> Set problem
Repeat the records below exactly, leaving out every picture.

— begin —

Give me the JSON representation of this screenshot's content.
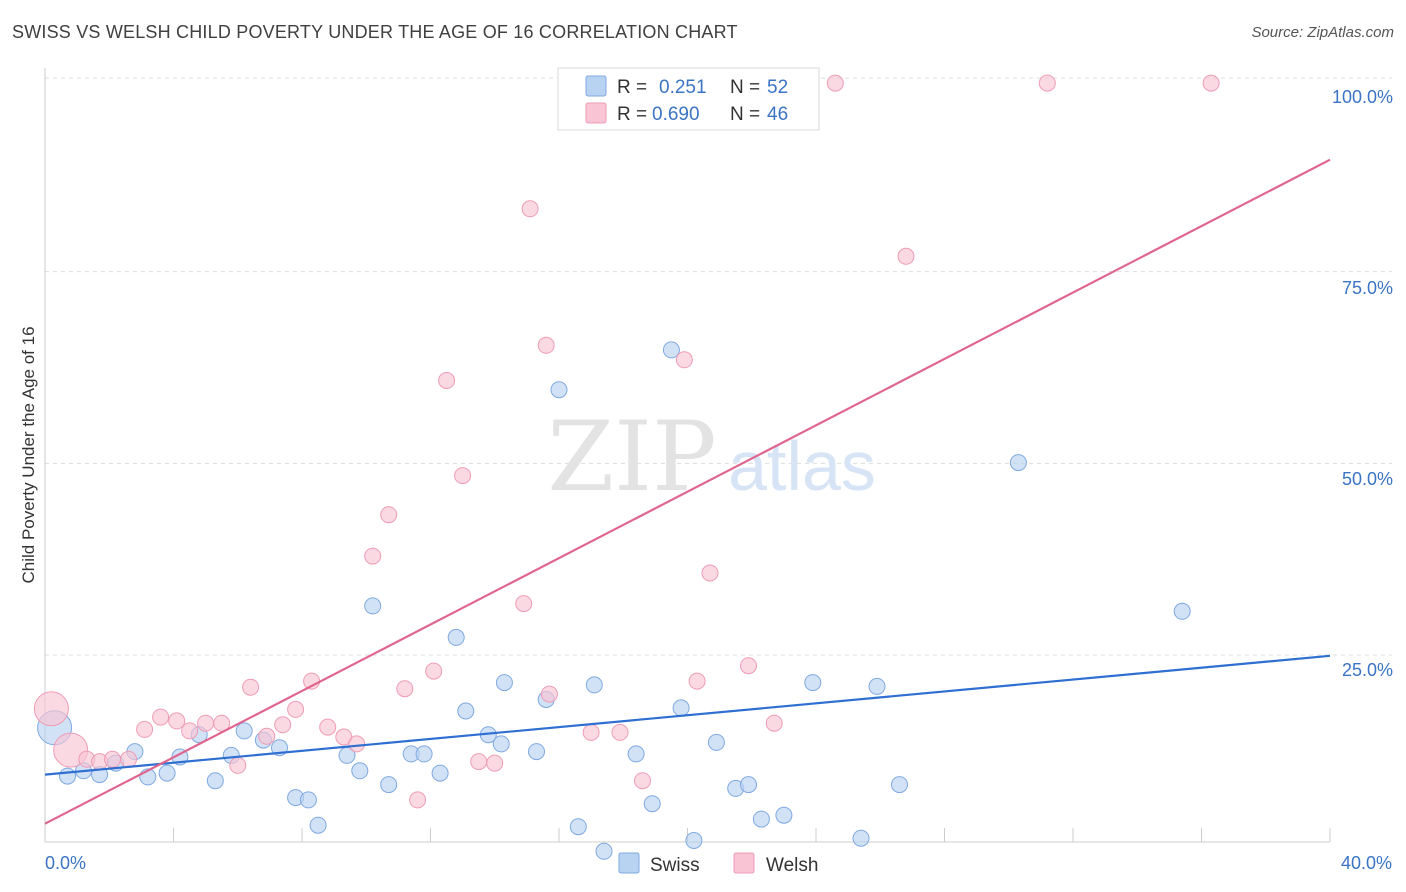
{
  "header": {
    "title": "SWISS VS WELSH CHILD POVERTY UNDER THE AGE OF 16 CORRELATION CHART",
    "source": "Source: ZipAtlas.com"
  },
  "watermark": {
    "zip": "ZIP",
    "atlas": "atlas"
  },
  "colors": {
    "swiss_fill": "#b8d2f2",
    "swiss_stroke": "#7fa9e0",
    "swiss_line": "#2f6fd1",
    "welsh_fill": "#f9c4d4",
    "welsh_stroke": "#ee9cb6",
    "welsh_line": "#e0658e",
    "axis_text": "#3b74c4"
  },
  "legend": {
    "r_label": "R =",
    "n_label": "N =",
    "rows": [
      {
        "series": "Swiss",
        "r": "0.251",
        "n": "52"
      },
      {
        "series": "Welsh",
        "r": "0.690",
        "n": "46"
      }
    ]
  },
  "bottom_legend": [
    "Swiss",
    "Welsh"
  ],
  "chart_data": {
    "type": "scatter",
    "title": "SWISS VS WELSH CHILD POVERTY UNDER THE AGE OF 16 CORRELATION CHART",
    "xlabel": "",
    "ylabel": "Child Poverty Under the Age of 16",
    "xlim": [
      0,
      40
    ],
    "ylim": [
      0,
      100
    ],
    "x_ticks": [
      "0.0%",
      "40.0%"
    ],
    "y_ticks": [
      "25.0%",
      "50.0%",
      "75.0%",
      "100.0%"
    ],
    "grid": true,
    "legend_position": "top-center",
    "series": [
      {
        "name": "Swiss",
        "r": 0.251,
        "n": 52,
        "trend": {
          "x": [
            0,
            40
          ],
          "y": [
            9.4,
            24.9
          ]
        },
        "points": [
          {
            "x": 0.3,
            "y": 15.5,
            "big": true
          },
          {
            "x": 0.7,
            "y": 9.2
          },
          {
            "x": 1.2,
            "y": 9.9
          },
          {
            "x": 1.7,
            "y": 9.4
          },
          {
            "x": 2.2,
            "y": 10.9
          },
          {
            "x": 2.8,
            "y": 12.4
          },
          {
            "x": 3.2,
            "y": 9.1
          },
          {
            "x": 3.8,
            "y": 9.6
          },
          {
            "x": 4.2,
            "y": 11.7
          },
          {
            "x": 4.8,
            "y": 14.6
          },
          {
            "x": 5.3,
            "y": 8.6
          },
          {
            "x": 5.8,
            "y": 11.9
          },
          {
            "x": 6.2,
            "y": 15.1
          },
          {
            "x": 6.8,
            "y": 13.9
          },
          {
            "x": 7.3,
            "y": 12.9
          },
          {
            "x": 7.8,
            "y": 6.4
          },
          {
            "x": 8.2,
            "y": 6.1
          },
          {
            "x": 8.5,
            "y": 2.8
          },
          {
            "x": 9.4,
            "y": 11.9
          },
          {
            "x": 9.8,
            "y": 9.9
          },
          {
            "x": 10.2,
            "y": 31.4
          },
          {
            "x": 10.7,
            "y": 8.1
          },
          {
            "x": 11.4,
            "y": 12.1
          },
          {
            "x": 11.8,
            "y": 12.1
          },
          {
            "x": 12.3,
            "y": 9.6
          },
          {
            "x": 12.8,
            "y": 27.3
          },
          {
            "x": 13.1,
            "y": 17.7
          },
          {
            "x": 13.8,
            "y": 14.6
          },
          {
            "x": 14.2,
            "y": 13.4
          },
          {
            "x": 14.3,
            "y": 21.4
          },
          {
            "x": 15.3,
            "y": 12.4
          },
          {
            "x": 15.6,
            "y": 19.2
          },
          {
            "x": 16.0,
            "y": 59.6
          },
          {
            "x": 16.6,
            "y": 2.6
          },
          {
            "x": 17.1,
            "y": 21.1
          },
          {
            "x": 17.4,
            "y": -0.6
          },
          {
            "x": 18.4,
            "y": 12.1
          },
          {
            "x": 18.9,
            "y": 5.6
          },
          {
            "x": 19.5,
            "y": 64.8
          },
          {
            "x": 19.8,
            "y": 18.1
          },
          {
            "x": 20.2,
            "y": 0.8
          },
          {
            "x": 20.9,
            "y": 13.6
          },
          {
            "x": 21.5,
            "y": 7.6
          },
          {
            "x": 21.9,
            "y": 8.1
          },
          {
            "x": 22.3,
            "y": 3.6
          },
          {
            "x": 23.0,
            "y": 4.1
          },
          {
            "x": 23.9,
            "y": 21.4
          },
          {
            "x": 25.4,
            "y": 1.1
          },
          {
            "x": 25.9,
            "y": 20.9
          },
          {
            "x": 26.6,
            "y": 8.1
          },
          {
            "x": 30.3,
            "y": 50.1
          },
          {
            "x": 35.4,
            "y": 30.7
          }
        ]
      },
      {
        "name": "Welsh",
        "r": 0.69,
        "n": 46,
        "trend": {
          "x": [
            0,
            40
          ],
          "y": [
            3.0,
            89.6
          ]
        },
        "points": [
          {
            "x": 0.2,
            "y": 18.0,
            "big": true
          },
          {
            "x": 0.8,
            "y": 12.6,
            "big": true
          },
          {
            "x": 1.3,
            "y": 11.4
          },
          {
            "x": 1.7,
            "y": 11.1
          },
          {
            "x": 2.1,
            "y": 11.4
          },
          {
            "x": 2.6,
            "y": 11.4
          },
          {
            "x": 3.1,
            "y": 15.3
          },
          {
            "x": 3.6,
            "y": 16.9
          },
          {
            "x": 4.1,
            "y": 16.4
          },
          {
            "x": 4.5,
            "y": 15.1
          },
          {
            "x": 5.0,
            "y": 16.1
          },
          {
            "x": 5.5,
            "y": 16.1
          },
          {
            "x": 6.0,
            "y": 10.6
          },
          {
            "x": 6.4,
            "y": 20.8
          },
          {
            "x": 6.9,
            "y": 14.4
          },
          {
            "x": 7.4,
            "y": 15.9
          },
          {
            "x": 7.8,
            "y": 17.9
          },
          {
            "x": 8.3,
            "y": 21.6
          },
          {
            "x": 8.8,
            "y": 15.6
          },
          {
            "x": 9.3,
            "y": 14.3
          },
          {
            "x": 9.7,
            "y": 13.4
          },
          {
            "x": 10.2,
            "y": 37.9
          },
          {
            "x": 10.7,
            "y": 43.3
          },
          {
            "x": 11.2,
            "y": 20.6
          },
          {
            "x": 11.6,
            "y": 6.1
          },
          {
            "x": 12.1,
            "y": 22.9
          },
          {
            "x": 12.5,
            "y": 60.8
          },
          {
            "x": 13.0,
            "y": 48.4
          },
          {
            "x": 13.5,
            "y": 11.1
          },
          {
            "x": 14.0,
            "y": 10.9
          },
          {
            "x": 14.9,
            "y": 31.7
          },
          {
            "x": 15.1,
            "y": 83.2
          },
          {
            "x": 15.6,
            "y": 65.4
          },
          {
            "x": 15.7,
            "y": 19.9
          },
          {
            "x": 17.0,
            "y": 14.9
          },
          {
            "x": 17.9,
            "y": 14.9
          },
          {
            "x": 18.6,
            "y": 8.6
          },
          {
            "x": 19.9,
            "y": 63.5
          },
          {
            "x": 20.3,
            "y": 21.6
          },
          {
            "x": 20.7,
            "y": 35.7
          },
          {
            "x": 21.9,
            "y": 23.6
          },
          {
            "x": 22.7,
            "y": 16.1
          },
          {
            "x": 24.6,
            "y": 99.6
          },
          {
            "x": 26.8,
            "y": 77.0
          },
          {
            "x": 31.2,
            "y": 99.6
          },
          {
            "x": 36.3,
            "y": 99.6
          }
        ]
      }
    ]
  }
}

— end —

> Written answer
Give me the JSON representation of this screenshot's content.
{
  "header": {
    "title": "SWISS VS WELSH CHILD POVERTY UNDER THE AGE OF 16 CORRELATION CHART",
    "source": "Source: ZipAtlas.com"
  },
  "watermark": {
    "zip": "ZIP",
    "atlas": "atlas"
  },
  "colors": {
    "swiss_fill": "#b8d2f2",
    "swiss_stroke": "#7fa9e0",
    "swiss_line": "#2f6fd1",
    "welsh_fill": "#f9c4d4",
    "welsh_stroke": "#ee9cb6",
    "welsh_line": "#e0658e",
    "axis_text": "#3b74c4"
  },
  "legend": {
    "r_label": "R =",
    "n_label": "N =",
    "rows": [
      {
        "series": "Swiss",
        "r": "0.251",
        "n": "52"
      },
      {
        "series": "Welsh",
        "r": "0.690",
        "n": "46"
      }
    ]
  },
  "bottom_legend": [
    "Swiss",
    "Welsh"
  ],
  "chart_data": {
    "type": "scatter",
    "title": "SWISS VS WELSH CHILD POVERTY UNDER THE AGE OF 16 CORRELATION CHART",
    "xlabel": "",
    "ylabel": "Child Poverty Under the Age of 16",
    "xlim": [
      0,
      40
    ],
    "ylim": [
      0,
      100
    ],
    "x_ticks": [
      "0.0%",
      "40.0%"
    ],
    "y_ticks": [
      "25.0%",
      "50.0%",
      "75.0%",
      "100.0%"
    ],
    "grid": true,
    "legend_position": "top-center",
    "series": [
      {
        "name": "Swiss",
        "r": 0.251,
        "n": 52,
        "trend": {
          "x": [
            0,
            40
          ],
          "y": [
            9.4,
            24.9
          ]
        },
        "points": [
          {
            "x": 0.3,
            "y": 15.5,
            "big": true
          },
          {
            "x": 0.7,
            "y": 9.2
          },
          {
            "x": 1.2,
            "y": 9.9
          },
          {
            "x": 1.7,
            "y": 9.4
          },
          {
            "x": 2.2,
            "y": 10.9
          },
          {
            "x": 2.8,
            "y": 12.4
          },
          {
            "x": 3.2,
            "y": 9.1
          },
          {
            "x": 3.8,
            "y": 9.6
          },
          {
            "x": 4.2,
            "y": 11.7
          },
          {
            "x": 4.8,
            "y": 14.6
          },
          {
            "x": 5.3,
            "y": 8.6
          },
          {
            "x": 5.8,
            "y": 11.9
          },
          {
            "x": 6.2,
            "y": 15.1
          },
          {
            "x": 6.8,
            "y": 13.9
          },
          {
            "x": 7.3,
            "y": 12.9
          },
          {
            "x": 7.8,
            "y": 6.4
          },
          {
            "x": 8.2,
            "y": 6.1
          },
          {
            "x": 8.5,
            "y": 2.8
          },
          {
            "x": 9.4,
            "y": 11.9
          },
          {
            "x": 9.8,
            "y": 9.9
          },
          {
            "x": 10.2,
            "y": 31.4
          },
          {
            "x": 10.7,
            "y": 8.1
          },
          {
            "x": 11.4,
            "y": 12.1
          },
          {
            "x": 11.8,
            "y": 12.1
          },
          {
            "x": 12.3,
            "y": 9.6
          },
          {
            "x": 12.8,
            "y": 27.3
          },
          {
            "x": 13.1,
            "y": 17.7
          },
          {
            "x": 13.8,
            "y": 14.6
          },
          {
            "x": 14.2,
            "y": 13.4
          },
          {
            "x": 14.3,
            "y": 21.4
          },
          {
            "x": 15.3,
            "y": 12.4
          },
          {
            "x": 15.6,
            "y": 19.2
          },
          {
            "x": 16.0,
            "y": 59.6
          },
          {
            "x": 16.6,
            "y": 2.6
          },
          {
            "x": 17.1,
            "y": 21.1
          },
          {
            "x": 17.4,
            "y": -0.6
          },
          {
            "x": 18.4,
            "y": 12.1
          },
          {
            "x": 18.9,
            "y": 5.6
          },
          {
            "x": 19.5,
            "y": 64.8
          },
          {
            "x": 19.8,
            "y": 18.1
          },
          {
            "x": 20.2,
            "y": 0.8
          },
          {
            "x": 20.9,
            "y": 13.6
          },
          {
            "x": 21.5,
            "y": 7.6
          },
          {
            "x": 21.9,
            "y": 8.1
          },
          {
            "x": 22.3,
            "y": 3.6
          },
          {
            "x": 23.0,
            "y": 4.1
          },
          {
            "x": 23.9,
            "y": 21.4
          },
          {
            "x": 25.4,
            "y": 1.1
          },
          {
            "x": 25.9,
            "y": 20.9
          },
          {
            "x": 26.6,
            "y": 8.1
          },
          {
            "x": 30.3,
            "y": 50.1
          },
          {
            "x": 35.4,
            "y": 30.7
          }
        ]
      },
      {
        "name": "Welsh",
        "r": 0.69,
        "n": 46,
        "trend": {
          "x": [
            0,
            40
          ],
          "y": [
            3.0,
            89.6
          ]
        },
        "points": [
          {
            "x": 0.2,
            "y": 18.0,
            "big": true
          },
          {
            "x": 0.8,
            "y": 12.6,
            "big": true
          },
          {
            "x": 1.3,
            "y": 11.4
          },
          {
            "x": 1.7,
            "y": 11.1
          },
          {
            "x": 2.1,
            "y": 11.4
          },
          {
            "x": 2.6,
            "y": 11.4
          },
          {
            "x": 3.1,
            "y": 15.3
          },
          {
            "x": 3.6,
            "y": 16.9
          },
          {
            "x": 4.1,
            "y": 16.4
          },
          {
            "x": 4.5,
            "y": 15.1
          },
          {
            "x": 5.0,
            "y": 16.1
          },
          {
            "x": 5.5,
            "y": 16.1
          },
          {
            "x": 6.0,
            "y": 10.6
          },
          {
            "x": 6.4,
            "y": 20.8
          },
          {
            "x": 6.9,
            "y": 14.4
          },
          {
            "x": 7.4,
            "y": 15.9
          },
          {
            "x": 7.8,
            "y": 17.9
          },
          {
            "x": 8.3,
            "y": 21.6
          },
          {
            "x": 8.8,
            "y": 15.6
          },
          {
            "x": 9.3,
            "y": 14.3
          },
          {
            "x": 9.7,
            "y": 13.4
          },
          {
            "x": 10.2,
            "y": 37.9
          },
          {
            "x": 10.7,
            "y": 43.3
          },
          {
            "x": 11.2,
            "y": 20.6
          },
          {
            "x": 11.6,
            "y": 6.1
          },
          {
            "x": 12.1,
            "y": 22.9
          },
          {
            "x": 12.5,
            "y": 60.8
          },
          {
            "x": 13.0,
            "y": 48.4
          },
          {
            "x": 13.5,
            "y": 11.1
          },
          {
            "x": 14.0,
            "y": 10.9
          },
          {
            "x": 14.9,
            "y": 31.7
          },
          {
            "x": 15.1,
            "y": 83.2
          },
          {
            "x": 15.6,
            "y": 65.4
          },
          {
            "x": 15.7,
            "y": 19.9
          },
          {
            "x": 17.0,
            "y": 14.9
          },
          {
            "x": 17.9,
            "y": 14.9
          },
          {
            "x": 18.6,
            "y": 8.6
          },
          {
            "x": 19.9,
            "y": 63.5
          },
          {
            "x": 20.3,
            "y": 21.6
          },
          {
            "x": 20.7,
            "y": 35.7
          },
          {
            "x": 21.9,
            "y": 23.6
          },
          {
            "x": 22.7,
            "y": 16.1
          },
          {
            "x": 24.6,
            "y": 99.6
          },
          {
            "x": 26.8,
            "y": 77.0
          },
          {
            "x": 31.2,
            "y": 99.6
          },
          {
            "x": 36.3,
            "y": 99.6
          }
        ]
      }
    ]
  }
}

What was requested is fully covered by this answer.